[MATERIAL FOR THIS EXERCISE start]

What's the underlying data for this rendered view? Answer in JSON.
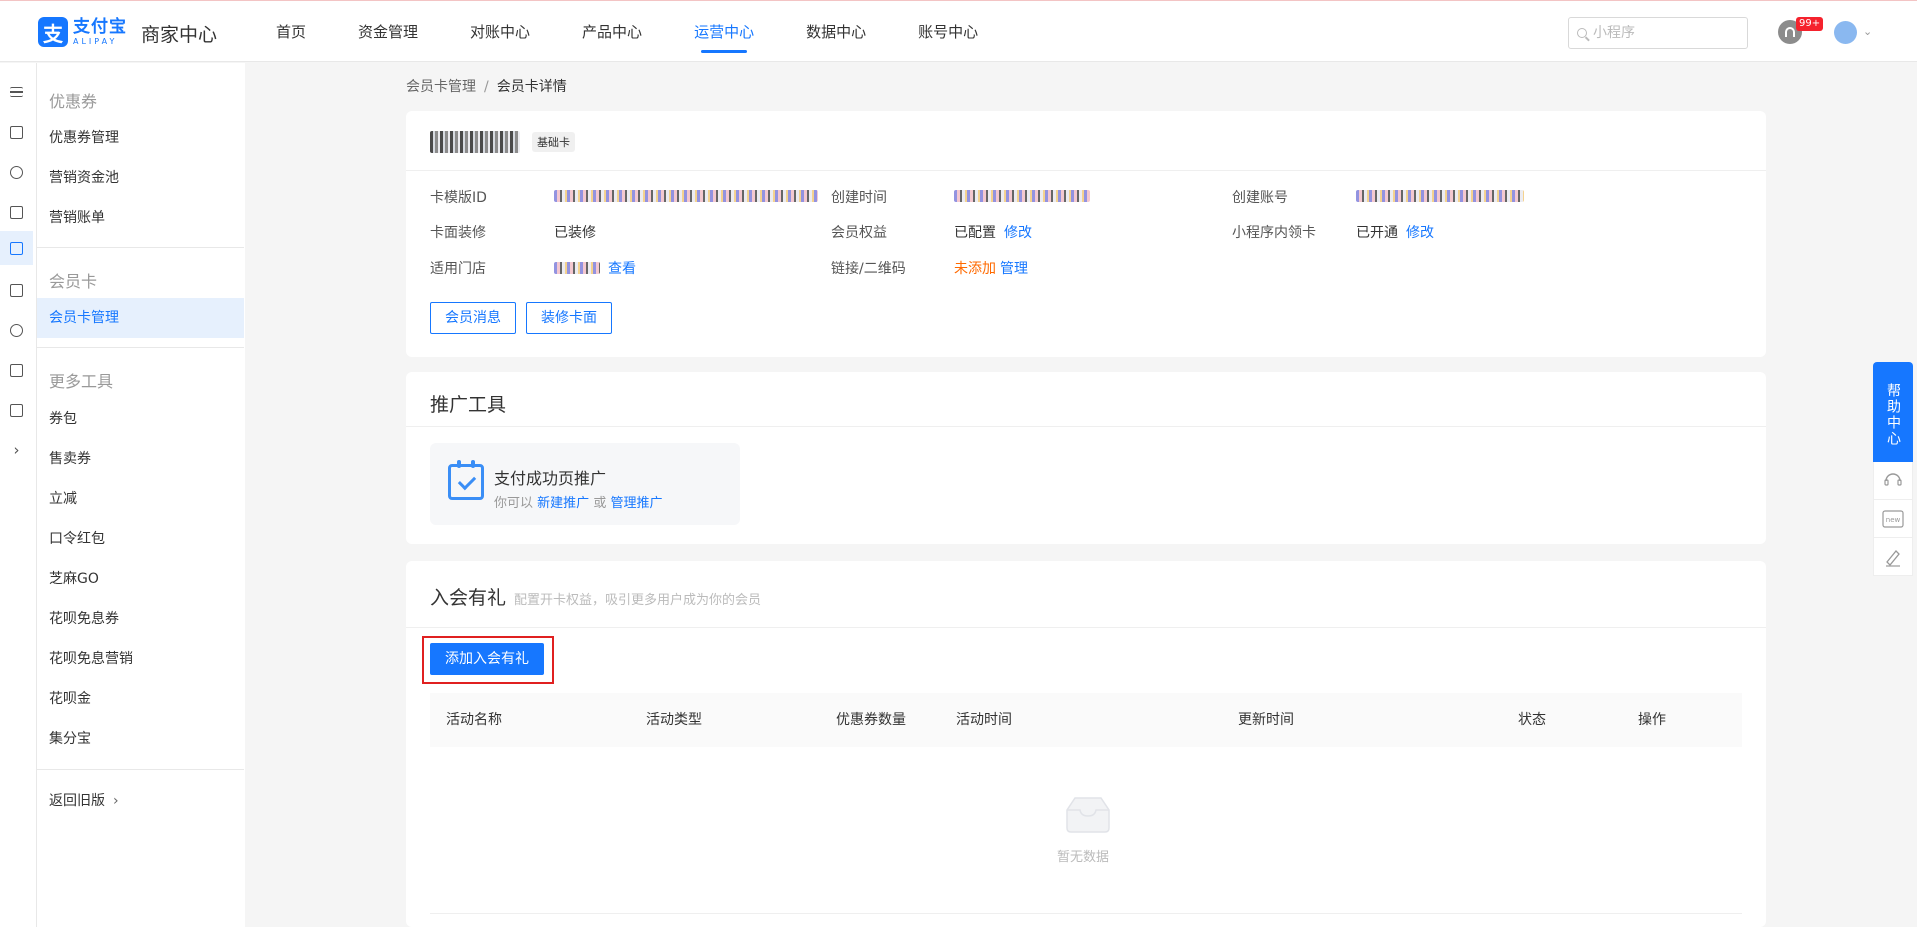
{
  "header": {
    "logo_cn": "支付宝",
    "logo_en": "ALIPAY",
    "logo_glyph": "支",
    "app_title": "商家中心",
    "nav": [
      {
        "label": "首页",
        "active": false
      },
      {
        "label": "资金管理",
        "active": false
      },
      {
        "label": "对账中心",
        "active": false
      },
      {
        "label": "产品中心",
        "active": false
      },
      {
        "label": "运营中心",
        "active": true
      },
      {
        "label": "数据中心",
        "active": false
      },
      {
        "label": "账号中心",
        "active": false
      }
    ],
    "search_placeholder": "小程序",
    "notification_badge": "99+",
    "accent_color": "#1677ff"
  },
  "rail": {
    "icons": [
      "menu-icon",
      "coupon-icon",
      "product-icon",
      "document-icon",
      "gift-icon",
      "list-icon",
      "target-icon",
      "wallet-icon",
      "report-icon",
      "expand-icon"
    ],
    "active_index": 4
  },
  "sidebar": {
    "groups": [
      {
        "title": "优惠券",
        "items": [
          "优惠券管理",
          "营销资金池",
          "营销账单"
        ]
      },
      {
        "title": "会员卡",
        "items": [
          "会员卡管理"
        ]
      },
      {
        "title": "更多工具",
        "items": [
          "券包",
          "售卖券",
          "立减",
          "口令红包",
          "芝麻GO",
          "花呗免息券",
          "花呗免息营销",
          "花呗金",
          "集分宝"
        ]
      }
    ],
    "active_item": "会员卡管理",
    "back_label": "返回旧版"
  },
  "breadcrumb": {
    "parent": "会员卡管理",
    "separator": "/",
    "current": "会员卡详情"
  },
  "card_detail": {
    "tag": "基础卡",
    "fields": {
      "template_id_label": "卡模版ID",
      "created_time_label": "创建时间",
      "created_account_label": "创建账号",
      "face_label": "卡面装修",
      "face_value": "已装修",
      "rights_label": "会员权益",
      "rights_value": "已配置",
      "rights_link": "修改",
      "miniapp_label": "小程序内领卡",
      "miniapp_value": "已开通",
      "miniapp_link": "修改",
      "stores_label": "适用门店",
      "stores_link": "查看",
      "qrcode_label": "链接/二维码",
      "qrcode_value": "未添加",
      "qrcode_link": "管理"
    },
    "buttons": {
      "message": "会员消息",
      "decorate": "装修卡面"
    }
  },
  "promotion": {
    "title": "推广工具",
    "tile_title": "支付成功页推广",
    "tile_prefix": "你可以",
    "tile_link1": "新建推广",
    "tile_or": "或",
    "tile_link2": "管理推广"
  },
  "welcome_gift": {
    "title": "入会有礼",
    "subtitle": "配置开卡权益，吸引更多用户成为你的会员",
    "add_button": "添加入会有礼",
    "columns": [
      "活动名称",
      "活动类型",
      "优惠券数量",
      "活动时间",
      "更新时间",
      "状态",
      "操作"
    ],
    "empty_text": "暂无数据"
  },
  "help": {
    "label": "帮助中心"
  }
}
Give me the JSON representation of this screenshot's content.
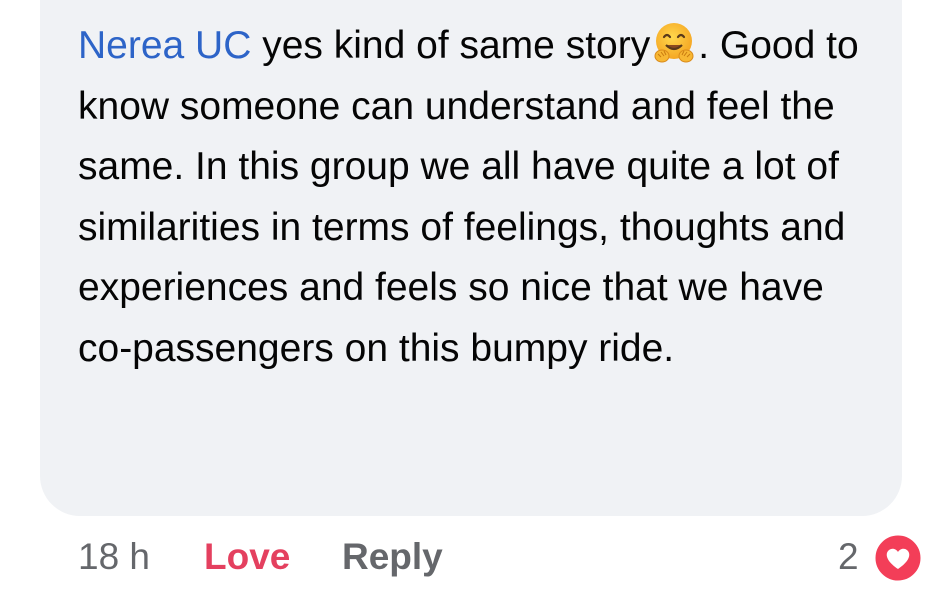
{
  "comment": {
    "author": "Nerea UC",
    "text_before_emoji": " yes kind of same story",
    "emoji": "hugging-face-icon",
    "text_after_emoji": ". Good to know someone can understand and feel the same. In this group we all have quite a lot of similarities in terms of feelings, thoughts and experiences and feels so nice that we have co-passengers on this bumpy ride."
  },
  "footer": {
    "time": "18 h",
    "love_label": "Love",
    "reply_label": "Reply",
    "reaction_count": "2",
    "reaction_icon": "heart-icon"
  },
  "colors": {
    "bubble_bg": "#f0f2f5",
    "author": "#2d64c8",
    "love": "#e4405f",
    "muted": "#65676b",
    "text": "#050505"
  }
}
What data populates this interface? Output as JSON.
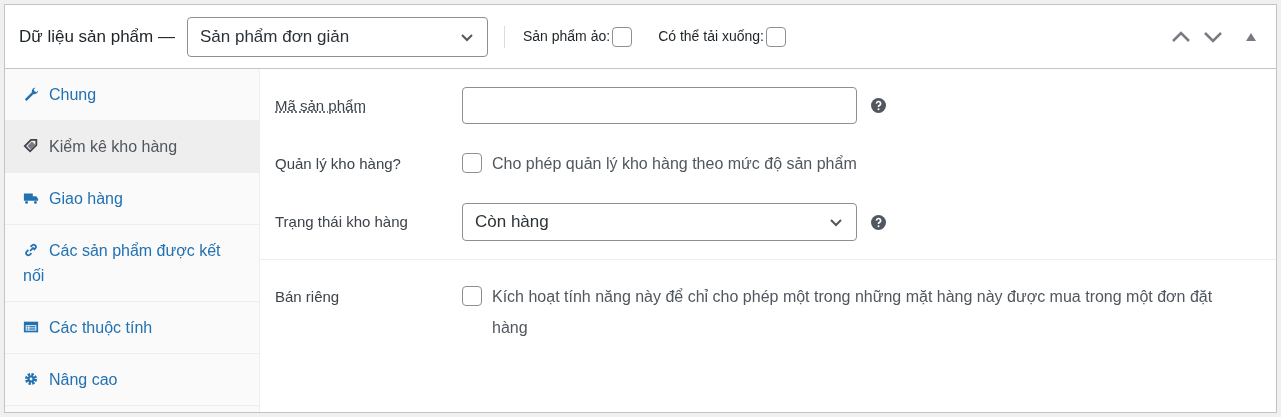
{
  "header": {
    "title": "Dữ liệu sản phẩm —",
    "product_type": "Sản phẩm đơn giản",
    "options": [
      {
        "label": "Sản phẩm ảo:",
        "checked": false
      },
      {
        "label": "Có thể tải xuống:",
        "checked": false
      }
    ]
  },
  "tabs": [
    {
      "label": "Chung",
      "selected": false
    },
    {
      "label": "Kiểm kê kho hàng",
      "selected": true
    },
    {
      "label": "Giao hàng",
      "selected": false
    },
    {
      "label": "Các sản phẩm được kết nối",
      "selected": false
    },
    {
      "label": "Các thuộc tính",
      "selected": false
    },
    {
      "label": "Nâng cao",
      "selected": false
    }
  ],
  "groups": [
    [
      {
        "kind": "text",
        "label": "Mã sản phẩm",
        "underlined": true,
        "help": true
      },
      {
        "kind": "checkbox",
        "label": "Quản lý kho hàng?",
        "underlined": false,
        "description": "Cho phép quản lý kho hàng theo mức độ sản phẩm",
        "checked": false,
        "help": false
      },
      {
        "kind": "select",
        "label": "Trạng thái kho hàng",
        "underlined": false,
        "value": "Còn hàng",
        "help": true
      }
    ],
    [
      {
        "kind": "checkbox",
        "label": "Bán riêng",
        "underlined": false,
        "description": "Kích hoạt tính năng này để chỉ cho phép một trong những mặt hàng này được mua trong một đơn đặt hàng",
        "checked": false,
        "help": false
      }
    ]
  ]
}
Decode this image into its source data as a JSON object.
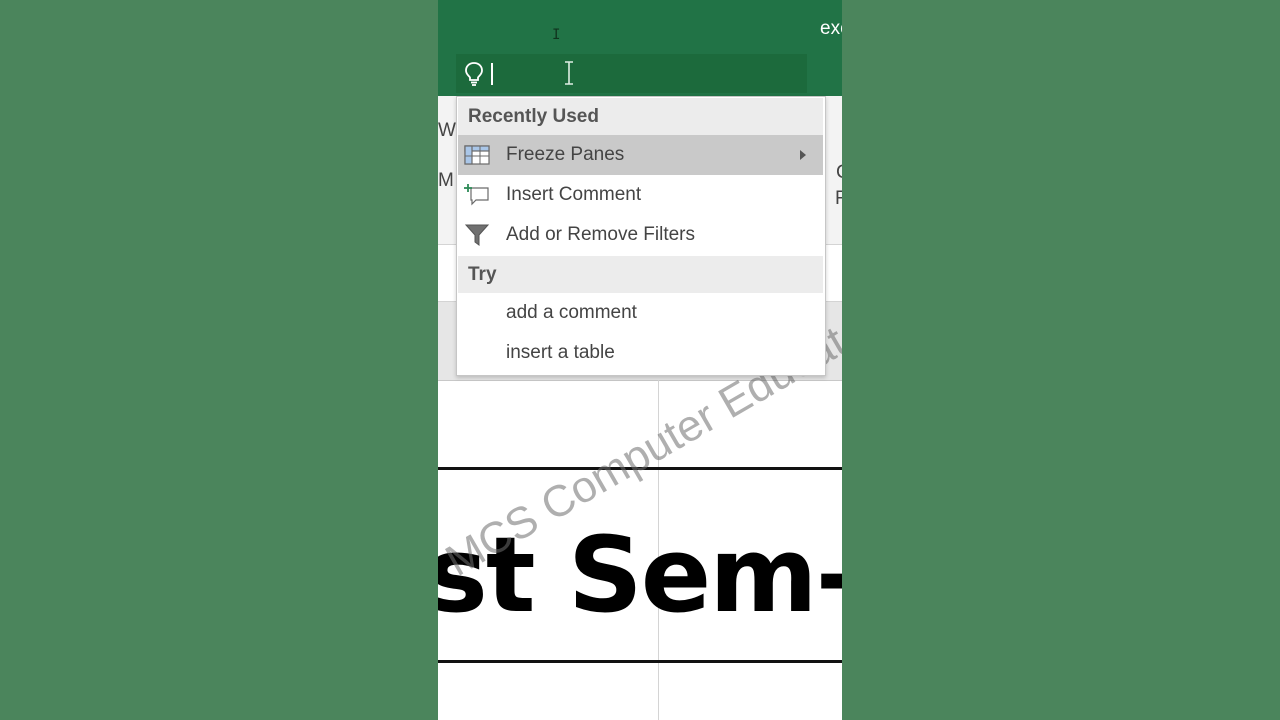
{
  "window": {
    "title": "exc"
  },
  "ribbon": {
    "left_letters": [
      "W",
      "M"
    ],
    "right_letters": [
      "C",
      "F"
    ]
  },
  "tell_me": {
    "value": "",
    "icon": "lightbulb-icon"
  },
  "menu": {
    "section_recent": "Recently Used",
    "recent_items": [
      {
        "label": "Freeze Panes",
        "icon": "freeze-panes-icon",
        "has_submenu": true
      },
      {
        "label": "Insert Comment",
        "icon": "new-comment-icon"
      },
      {
        "label": "Add or Remove Filters",
        "icon": "filter-icon"
      }
    ],
    "section_try": "Try",
    "try_items": [
      {
        "label": "add a comment"
      },
      {
        "label": "insert a table"
      }
    ]
  },
  "sheet": {
    "cell_text": "st Sem-"
  },
  "watermark": {
    "text": "MCS Computer Educat"
  },
  "colors": {
    "excel_green": "#217346",
    "menu_hover": "#c9c9c9",
    "background": "#4a845b"
  }
}
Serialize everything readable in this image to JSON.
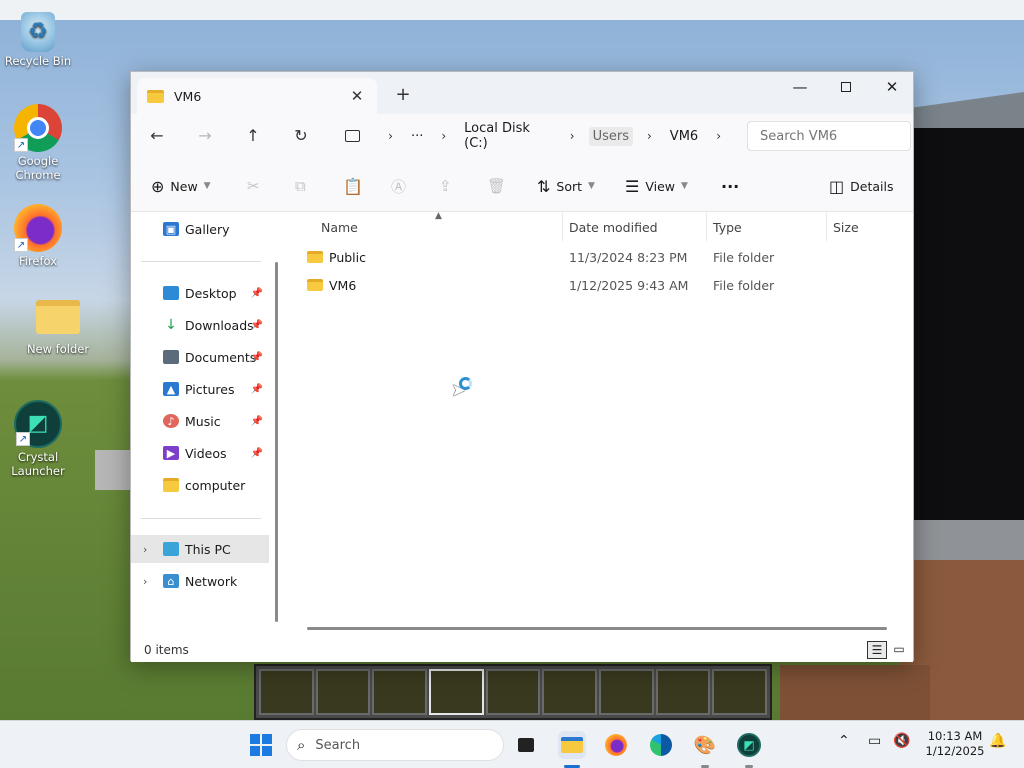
{
  "desktop": {
    "icons": [
      {
        "label": "Recycle Bin",
        "icon": "recycle-bin-icon"
      },
      {
        "label": "Google Chrome",
        "icon": "chrome-icon"
      },
      {
        "label": "Firefox",
        "icon": "firefox-icon"
      },
      {
        "label": "New folder",
        "icon": "folder-icon"
      },
      {
        "label": "Crystal Launcher",
        "icon": "crystal-launcher-icon"
      }
    ]
  },
  "explorer": {
    "tab_title": "VM6",
    "new_tab_symbol": "+",
    "address": {
      "ellipsis": "···",
      "crumbs": [
        "Local Disk (C:)",
        "Users",
        "VM6"
      ]
    },
    "search_placeholder": "Search VM6",
    "toolbar": {
      "new_label": "New",
      "sort_label": "Sort",
      "view_label": "View",
      "more_label": "···",
      "details_label": "Details"
    },
    "sidebar": {
      "gallery": "Gallery",
      "quick_access": [
        {
          "label": "Desktop",
          "color": "#2d8ad6"
        },
        {
          "label": "Downloads",
          "color": "#1f9d55"
        },
        {
          "label": "Documents",
          "color": "#5b6b7b"
        },
        {
          "label": "Pictures",
          "color": "#2b78d0"
        },
        {
          "label": "Music",
          "color": "#e0675b"
        },
        {
          "label": "Videos",
          "color": "#7b3fc9"
        },
        {
          "label": "computer",
          "color": "#f6c93f"
        }
      ],
      "this_pc": "This PC",
      "network": "Network"
    },
    "columns": [
      "Name",
      "Date modified",
      "Type",
      "Size"
    ],
    "rows": [
      {
        "name": "Public",
        "date": "11/3/2024 8:23 PM",
        "type": "File folder"
      },
      {
        "name": "VM6",
        "date": "1/12/2025 9:43 AM",
        "type": "File folder"
      }
    ],
    "status": "0 items"
  },
  "taskbar": {
    "search_placeholder": "Search",
    "time": "10:13 AM",
    "date": "1/12/2025"
  }
}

[MATERIAL FOR THIS EXERCISE end]

§ **WHAT TO PRODUCE**: Gather each line of the records holding the string "phẩm".

§ **TASK SOLUTION**:
    "title": "Dữ liệu sản phẩm —",
    "product_type": "Sản phẩm đơn giản",
        "label": "Sản phẩm ảo:",
      "label": "Các sản phẩm được kết nối",
        "label": "Mã sản phẩm",
        "description": "Cho phép quản lý kho hàng theo mức độ sản phẩm",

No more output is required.